Please find all lines in the data that hold the string "footprint" and copy them.
■ ■ ■ ■ ■ ■ ■
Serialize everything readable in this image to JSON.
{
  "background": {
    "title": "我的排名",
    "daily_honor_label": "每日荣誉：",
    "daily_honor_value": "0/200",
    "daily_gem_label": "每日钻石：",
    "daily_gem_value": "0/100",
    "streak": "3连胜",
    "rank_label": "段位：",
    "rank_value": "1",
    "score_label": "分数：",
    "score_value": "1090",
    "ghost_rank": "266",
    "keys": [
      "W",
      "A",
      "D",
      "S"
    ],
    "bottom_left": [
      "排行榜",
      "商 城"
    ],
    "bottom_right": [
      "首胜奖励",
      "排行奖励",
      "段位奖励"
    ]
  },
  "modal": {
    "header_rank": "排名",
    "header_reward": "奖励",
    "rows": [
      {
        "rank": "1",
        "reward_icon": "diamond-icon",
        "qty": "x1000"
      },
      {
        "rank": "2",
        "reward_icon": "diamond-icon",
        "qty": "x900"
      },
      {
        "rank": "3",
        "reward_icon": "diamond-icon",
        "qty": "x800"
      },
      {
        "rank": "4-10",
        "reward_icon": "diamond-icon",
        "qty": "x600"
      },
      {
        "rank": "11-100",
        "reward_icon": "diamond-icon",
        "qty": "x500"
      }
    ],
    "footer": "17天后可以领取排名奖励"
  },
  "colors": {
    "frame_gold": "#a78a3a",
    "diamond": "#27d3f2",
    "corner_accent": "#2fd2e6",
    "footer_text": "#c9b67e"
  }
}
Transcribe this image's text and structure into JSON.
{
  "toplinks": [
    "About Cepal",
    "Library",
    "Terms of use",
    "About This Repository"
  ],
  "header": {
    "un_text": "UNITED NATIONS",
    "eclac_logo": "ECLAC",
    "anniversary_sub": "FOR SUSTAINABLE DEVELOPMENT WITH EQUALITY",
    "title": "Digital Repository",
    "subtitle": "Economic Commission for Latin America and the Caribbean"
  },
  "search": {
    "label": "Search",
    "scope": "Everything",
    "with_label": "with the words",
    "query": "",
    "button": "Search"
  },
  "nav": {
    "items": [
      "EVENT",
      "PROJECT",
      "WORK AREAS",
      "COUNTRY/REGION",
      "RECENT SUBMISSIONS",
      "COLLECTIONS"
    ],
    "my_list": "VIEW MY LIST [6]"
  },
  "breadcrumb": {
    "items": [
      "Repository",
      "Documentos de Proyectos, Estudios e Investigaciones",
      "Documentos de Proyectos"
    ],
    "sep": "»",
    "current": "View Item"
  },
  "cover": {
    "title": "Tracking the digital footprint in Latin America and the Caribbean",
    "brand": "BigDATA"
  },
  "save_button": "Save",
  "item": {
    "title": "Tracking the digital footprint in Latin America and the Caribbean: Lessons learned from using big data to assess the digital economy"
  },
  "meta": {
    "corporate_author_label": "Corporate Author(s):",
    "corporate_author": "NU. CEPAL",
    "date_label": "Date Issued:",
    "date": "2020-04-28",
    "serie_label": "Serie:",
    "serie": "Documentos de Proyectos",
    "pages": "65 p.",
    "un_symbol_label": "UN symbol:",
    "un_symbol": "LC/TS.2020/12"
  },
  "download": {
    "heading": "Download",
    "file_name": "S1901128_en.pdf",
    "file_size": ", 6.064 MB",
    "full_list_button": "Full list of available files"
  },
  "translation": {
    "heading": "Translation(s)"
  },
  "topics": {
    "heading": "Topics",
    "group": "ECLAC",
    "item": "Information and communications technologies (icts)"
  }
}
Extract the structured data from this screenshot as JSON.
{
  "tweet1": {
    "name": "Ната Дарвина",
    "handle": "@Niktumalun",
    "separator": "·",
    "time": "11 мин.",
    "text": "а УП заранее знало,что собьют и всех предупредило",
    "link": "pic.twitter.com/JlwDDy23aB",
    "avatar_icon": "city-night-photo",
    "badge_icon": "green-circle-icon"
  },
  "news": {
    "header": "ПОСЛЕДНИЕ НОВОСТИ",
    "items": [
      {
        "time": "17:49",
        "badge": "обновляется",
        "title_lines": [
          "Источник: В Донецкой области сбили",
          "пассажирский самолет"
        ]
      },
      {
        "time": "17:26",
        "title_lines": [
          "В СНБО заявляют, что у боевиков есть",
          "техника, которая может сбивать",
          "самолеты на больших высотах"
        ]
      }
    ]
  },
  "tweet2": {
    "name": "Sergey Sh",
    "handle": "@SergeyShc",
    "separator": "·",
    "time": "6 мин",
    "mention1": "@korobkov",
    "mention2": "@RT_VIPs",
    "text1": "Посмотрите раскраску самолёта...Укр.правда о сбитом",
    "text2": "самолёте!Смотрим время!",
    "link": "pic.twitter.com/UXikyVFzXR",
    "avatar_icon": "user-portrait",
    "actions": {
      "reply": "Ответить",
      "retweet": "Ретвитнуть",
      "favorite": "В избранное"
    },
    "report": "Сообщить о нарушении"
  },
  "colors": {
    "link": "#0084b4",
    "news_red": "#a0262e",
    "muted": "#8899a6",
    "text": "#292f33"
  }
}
■ ■ ■ ■ ■ ■ ■
» Full solution:
    "title": "Tracking the digital footprint in Latin America and the Caribbean",
    "title": "Tracking the digital footprint in Latin America and the Caribbean: Lessons learned from using big data to assess the digital economy"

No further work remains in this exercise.